(TEXTO APRESENTADO)
════════

Brincar de futebol em um hospital
Acredito que chegamos já na metade da temporada de uma das competições do esporte mais amada do mundo. Esses momentos esportivos são gostosos, mesmo que eu só tenha a oportunidade de assisti-los pela TV.
Em textos atrás, expressei meu pouco entusiasmo pela Copa de 2018 na Russia. Como não consegui assistir a cerimônia de abertura, achei que seria meio sem graça me envolver depois. Agora, deixando a frescura de lado, resolvi curtir esse momento mais do que encantador.
Tenho até uma certa fé de que conquistaremos o hexa, e assim poder esbanjar ao mundo que somos imbatíveis no quesito futebol e que ele faz parte de nossa alma brasileira.

════════

(Entradas de dados armazenados)

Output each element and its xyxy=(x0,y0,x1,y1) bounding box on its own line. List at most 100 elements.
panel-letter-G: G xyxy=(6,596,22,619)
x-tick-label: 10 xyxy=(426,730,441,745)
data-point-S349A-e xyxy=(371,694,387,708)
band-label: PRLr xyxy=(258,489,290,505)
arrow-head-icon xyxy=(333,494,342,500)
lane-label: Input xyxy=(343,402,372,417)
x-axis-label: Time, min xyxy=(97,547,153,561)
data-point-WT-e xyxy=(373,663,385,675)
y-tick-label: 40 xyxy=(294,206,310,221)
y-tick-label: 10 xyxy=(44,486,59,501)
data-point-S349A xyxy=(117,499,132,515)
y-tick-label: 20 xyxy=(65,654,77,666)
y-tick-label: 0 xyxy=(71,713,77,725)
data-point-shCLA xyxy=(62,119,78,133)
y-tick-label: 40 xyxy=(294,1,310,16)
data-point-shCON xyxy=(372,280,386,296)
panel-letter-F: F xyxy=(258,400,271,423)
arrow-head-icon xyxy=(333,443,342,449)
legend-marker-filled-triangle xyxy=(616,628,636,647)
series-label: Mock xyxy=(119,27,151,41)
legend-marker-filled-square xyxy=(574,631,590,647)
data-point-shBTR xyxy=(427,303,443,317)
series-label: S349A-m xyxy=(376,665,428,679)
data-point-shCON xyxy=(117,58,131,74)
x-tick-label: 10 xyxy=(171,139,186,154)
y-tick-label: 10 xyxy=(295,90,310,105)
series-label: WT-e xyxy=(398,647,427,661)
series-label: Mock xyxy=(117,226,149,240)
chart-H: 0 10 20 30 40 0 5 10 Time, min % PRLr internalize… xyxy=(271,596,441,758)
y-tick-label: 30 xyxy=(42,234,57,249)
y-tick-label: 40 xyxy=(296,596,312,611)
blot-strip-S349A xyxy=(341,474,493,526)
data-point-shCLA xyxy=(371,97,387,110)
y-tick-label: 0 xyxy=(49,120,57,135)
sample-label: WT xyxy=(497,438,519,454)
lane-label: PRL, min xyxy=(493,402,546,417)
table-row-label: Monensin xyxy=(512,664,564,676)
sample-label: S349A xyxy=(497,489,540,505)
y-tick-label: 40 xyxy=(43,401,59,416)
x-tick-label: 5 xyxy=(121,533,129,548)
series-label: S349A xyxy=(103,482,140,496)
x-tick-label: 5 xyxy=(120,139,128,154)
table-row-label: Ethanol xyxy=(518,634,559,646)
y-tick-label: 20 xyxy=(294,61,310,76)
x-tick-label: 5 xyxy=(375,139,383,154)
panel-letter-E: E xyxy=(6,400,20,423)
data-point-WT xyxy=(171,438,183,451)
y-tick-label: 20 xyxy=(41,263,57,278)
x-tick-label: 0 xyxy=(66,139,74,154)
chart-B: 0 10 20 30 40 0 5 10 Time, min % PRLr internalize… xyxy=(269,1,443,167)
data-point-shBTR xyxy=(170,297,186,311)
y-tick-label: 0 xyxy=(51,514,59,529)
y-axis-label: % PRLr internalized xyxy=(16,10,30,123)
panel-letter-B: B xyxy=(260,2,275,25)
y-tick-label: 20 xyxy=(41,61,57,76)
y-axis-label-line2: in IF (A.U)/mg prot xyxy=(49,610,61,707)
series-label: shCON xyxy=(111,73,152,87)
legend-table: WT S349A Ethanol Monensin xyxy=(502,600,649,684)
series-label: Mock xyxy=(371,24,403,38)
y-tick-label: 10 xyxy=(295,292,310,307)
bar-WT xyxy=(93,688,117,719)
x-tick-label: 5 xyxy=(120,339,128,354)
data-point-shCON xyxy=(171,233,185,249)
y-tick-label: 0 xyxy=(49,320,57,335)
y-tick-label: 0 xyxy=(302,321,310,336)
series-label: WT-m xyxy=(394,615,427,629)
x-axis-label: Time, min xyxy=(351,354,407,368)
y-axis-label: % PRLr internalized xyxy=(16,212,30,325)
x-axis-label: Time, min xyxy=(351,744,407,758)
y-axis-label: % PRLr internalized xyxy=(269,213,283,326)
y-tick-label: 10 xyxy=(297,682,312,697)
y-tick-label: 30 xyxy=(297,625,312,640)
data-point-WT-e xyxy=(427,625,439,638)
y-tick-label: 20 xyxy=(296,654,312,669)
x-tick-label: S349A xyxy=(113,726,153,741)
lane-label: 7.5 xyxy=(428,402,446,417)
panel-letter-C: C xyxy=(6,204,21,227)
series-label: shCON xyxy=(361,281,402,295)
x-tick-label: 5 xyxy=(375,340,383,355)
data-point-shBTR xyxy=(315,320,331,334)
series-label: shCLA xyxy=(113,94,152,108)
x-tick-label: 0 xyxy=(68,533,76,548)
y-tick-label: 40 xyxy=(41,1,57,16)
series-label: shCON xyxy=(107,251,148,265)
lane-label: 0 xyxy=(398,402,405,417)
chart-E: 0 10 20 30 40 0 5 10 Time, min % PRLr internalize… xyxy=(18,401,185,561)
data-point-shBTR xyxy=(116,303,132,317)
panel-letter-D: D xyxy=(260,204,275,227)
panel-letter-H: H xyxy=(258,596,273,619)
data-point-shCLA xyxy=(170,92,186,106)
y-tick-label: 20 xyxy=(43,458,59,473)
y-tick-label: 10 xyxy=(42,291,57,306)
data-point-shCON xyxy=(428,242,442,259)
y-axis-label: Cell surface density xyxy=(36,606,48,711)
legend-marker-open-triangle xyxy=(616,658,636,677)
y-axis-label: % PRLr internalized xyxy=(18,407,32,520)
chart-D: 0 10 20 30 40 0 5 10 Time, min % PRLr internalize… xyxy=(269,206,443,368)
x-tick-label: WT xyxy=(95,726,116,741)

════════

(PERGUNTAS A RESPONDER)
**A)** Diga se cada afirmação combina com o texto sobre a Copa de 2018: (i) quem escreve viu a cerimônia de abertura; (ii) quem escreve acompanha os jogos pela TV; (iii) quem escreve tem alguma fé na conquista do hexa. Responda sim ou não e cite as palavras do texto que decidem.
**B)** Prossiga com o texto sobre a Copa de 2018, começando depois da última frase.

(RESPOSTAS ÀS TAREFAS)
**A)**
(i) Não: "Como não consegui assistir a cerimônia de abertura".
(ii) Sim: "mesmo que eu só tenha a oportunidade de assisti-los pela TV".
(iii) Sim: "Tenho até uma certa fé de que conquistaremos o hexa".

**B)**
Eu nunca encostei numa bola com meus pés por serem inertes devido a poliomielite, que quase me atingiu por completo. Lembro que quando eu era um garoto, mirrado e que andava na cadeira de rodas, às vezes via outras crianças jogando no corredor com uma bola antiga. Resolvi fazer uma pesquisa sobre a mesma e acabei me deparando com com ela: uma bola bem diferente das profissionais, mas muito disputada entre pequenos passos, até para não bater em portas ou quebrar algum vidro.
Mesmo eu não tendo condições de poder brincar, me disseram que eu poderia dar cabeçadas na bola quando a jogavam para mim. Aquilo era muito divertido e, como a bola era macia, eu pedia que jogassem com certa força. Como o teto do corredor era alto, quando lançavam a bola na minha direção, eu impulsionava o corpo todo para a frente e dava uma cabeçada forte para que a bola fosse longe. Isso despertava interesse em todos que estavam em minha volta e me colocava no lugar do goleiro durante as brincadeiras.
Eu gostava daquela brincadeira, mas nem sempre permitiam que eu e outras crianças brincássemos de futebol, já que ali era uma área de idas e vindas das auxiliares de enfermagem, médicos, enfermeiras e pacientes. Não era um estádio, era um hospital.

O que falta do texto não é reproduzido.